## What needs to be done
Using the entries below, show all lines with the string "this".

Figure collection entries
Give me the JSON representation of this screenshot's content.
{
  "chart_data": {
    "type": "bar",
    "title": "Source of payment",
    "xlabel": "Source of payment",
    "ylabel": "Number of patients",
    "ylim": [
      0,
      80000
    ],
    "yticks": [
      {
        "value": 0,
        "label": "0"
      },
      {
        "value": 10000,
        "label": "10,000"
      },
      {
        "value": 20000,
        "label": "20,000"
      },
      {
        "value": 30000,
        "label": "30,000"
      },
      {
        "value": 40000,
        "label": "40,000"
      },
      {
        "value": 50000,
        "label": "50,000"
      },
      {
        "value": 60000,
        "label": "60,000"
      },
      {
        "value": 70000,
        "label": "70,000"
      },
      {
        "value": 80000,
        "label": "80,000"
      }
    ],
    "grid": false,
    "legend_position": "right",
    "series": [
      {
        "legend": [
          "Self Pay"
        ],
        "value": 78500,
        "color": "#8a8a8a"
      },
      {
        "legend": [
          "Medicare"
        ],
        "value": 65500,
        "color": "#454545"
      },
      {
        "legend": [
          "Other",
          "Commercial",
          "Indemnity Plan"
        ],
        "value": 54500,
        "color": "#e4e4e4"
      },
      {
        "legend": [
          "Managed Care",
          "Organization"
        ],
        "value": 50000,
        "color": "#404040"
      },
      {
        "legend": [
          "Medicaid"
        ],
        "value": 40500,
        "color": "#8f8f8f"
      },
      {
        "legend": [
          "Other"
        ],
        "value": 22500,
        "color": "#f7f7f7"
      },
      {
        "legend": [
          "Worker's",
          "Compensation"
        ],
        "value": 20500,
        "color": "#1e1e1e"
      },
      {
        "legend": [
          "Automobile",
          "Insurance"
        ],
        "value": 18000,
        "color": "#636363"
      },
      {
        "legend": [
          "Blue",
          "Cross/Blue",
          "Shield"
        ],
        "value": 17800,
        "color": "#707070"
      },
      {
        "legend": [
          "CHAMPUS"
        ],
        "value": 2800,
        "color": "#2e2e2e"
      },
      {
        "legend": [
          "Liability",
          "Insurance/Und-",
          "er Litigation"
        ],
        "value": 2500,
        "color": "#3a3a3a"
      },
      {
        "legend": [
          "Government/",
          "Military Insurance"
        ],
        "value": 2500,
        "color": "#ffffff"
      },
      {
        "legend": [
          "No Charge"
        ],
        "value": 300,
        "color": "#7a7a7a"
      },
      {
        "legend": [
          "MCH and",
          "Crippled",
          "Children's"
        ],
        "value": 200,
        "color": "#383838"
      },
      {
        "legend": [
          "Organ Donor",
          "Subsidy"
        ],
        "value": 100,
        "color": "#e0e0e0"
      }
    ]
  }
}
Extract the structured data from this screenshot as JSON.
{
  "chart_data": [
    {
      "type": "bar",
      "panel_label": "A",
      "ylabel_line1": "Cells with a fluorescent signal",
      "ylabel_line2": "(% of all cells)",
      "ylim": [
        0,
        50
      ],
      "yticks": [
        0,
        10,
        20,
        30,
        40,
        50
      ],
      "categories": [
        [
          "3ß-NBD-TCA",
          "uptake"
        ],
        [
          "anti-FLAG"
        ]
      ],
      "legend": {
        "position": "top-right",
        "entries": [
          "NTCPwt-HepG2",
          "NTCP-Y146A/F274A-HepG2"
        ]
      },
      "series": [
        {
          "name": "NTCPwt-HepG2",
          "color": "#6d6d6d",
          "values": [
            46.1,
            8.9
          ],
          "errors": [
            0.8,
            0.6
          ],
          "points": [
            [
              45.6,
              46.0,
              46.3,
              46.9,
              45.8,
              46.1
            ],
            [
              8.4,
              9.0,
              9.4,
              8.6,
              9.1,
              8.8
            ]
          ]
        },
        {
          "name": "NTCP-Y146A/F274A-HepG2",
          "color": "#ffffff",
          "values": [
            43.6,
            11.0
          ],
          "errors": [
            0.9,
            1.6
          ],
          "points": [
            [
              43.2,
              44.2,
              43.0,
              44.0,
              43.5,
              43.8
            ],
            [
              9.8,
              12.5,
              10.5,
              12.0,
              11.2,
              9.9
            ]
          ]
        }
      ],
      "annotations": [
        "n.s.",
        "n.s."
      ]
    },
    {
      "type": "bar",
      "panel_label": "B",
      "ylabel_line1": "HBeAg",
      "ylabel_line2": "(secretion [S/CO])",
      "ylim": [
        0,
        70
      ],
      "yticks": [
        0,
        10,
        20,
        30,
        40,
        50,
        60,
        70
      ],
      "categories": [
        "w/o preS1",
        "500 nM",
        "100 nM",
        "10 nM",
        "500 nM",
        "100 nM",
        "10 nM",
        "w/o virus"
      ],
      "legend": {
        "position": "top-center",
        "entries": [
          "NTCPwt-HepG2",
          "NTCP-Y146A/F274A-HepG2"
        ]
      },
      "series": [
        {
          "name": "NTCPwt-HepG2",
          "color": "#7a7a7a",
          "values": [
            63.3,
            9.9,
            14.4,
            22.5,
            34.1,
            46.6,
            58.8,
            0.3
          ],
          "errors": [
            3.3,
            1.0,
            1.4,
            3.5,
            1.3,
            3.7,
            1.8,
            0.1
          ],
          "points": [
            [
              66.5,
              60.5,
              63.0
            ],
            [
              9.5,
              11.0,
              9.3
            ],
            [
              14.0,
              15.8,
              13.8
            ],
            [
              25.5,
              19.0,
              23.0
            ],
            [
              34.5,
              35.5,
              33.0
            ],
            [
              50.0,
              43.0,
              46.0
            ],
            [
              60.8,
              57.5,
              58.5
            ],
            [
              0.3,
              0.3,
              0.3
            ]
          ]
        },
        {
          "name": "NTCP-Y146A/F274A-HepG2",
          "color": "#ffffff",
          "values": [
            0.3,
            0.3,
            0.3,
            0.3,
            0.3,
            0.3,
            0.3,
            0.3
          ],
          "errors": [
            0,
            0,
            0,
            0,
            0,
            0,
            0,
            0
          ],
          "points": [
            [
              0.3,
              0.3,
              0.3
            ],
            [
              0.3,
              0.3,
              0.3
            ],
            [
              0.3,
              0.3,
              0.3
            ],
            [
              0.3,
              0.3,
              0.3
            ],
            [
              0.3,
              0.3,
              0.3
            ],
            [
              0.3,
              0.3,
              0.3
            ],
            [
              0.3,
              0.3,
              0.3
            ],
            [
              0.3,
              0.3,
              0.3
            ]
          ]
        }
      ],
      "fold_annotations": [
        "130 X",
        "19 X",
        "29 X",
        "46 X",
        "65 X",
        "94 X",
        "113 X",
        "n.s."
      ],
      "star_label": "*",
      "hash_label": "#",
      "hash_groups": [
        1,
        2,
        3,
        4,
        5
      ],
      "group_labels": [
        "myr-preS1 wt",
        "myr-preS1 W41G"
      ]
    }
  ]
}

## Result of the task
Give me the JSON representation of this screenshot's content.
Extract the structured data from this screenshot as JSON.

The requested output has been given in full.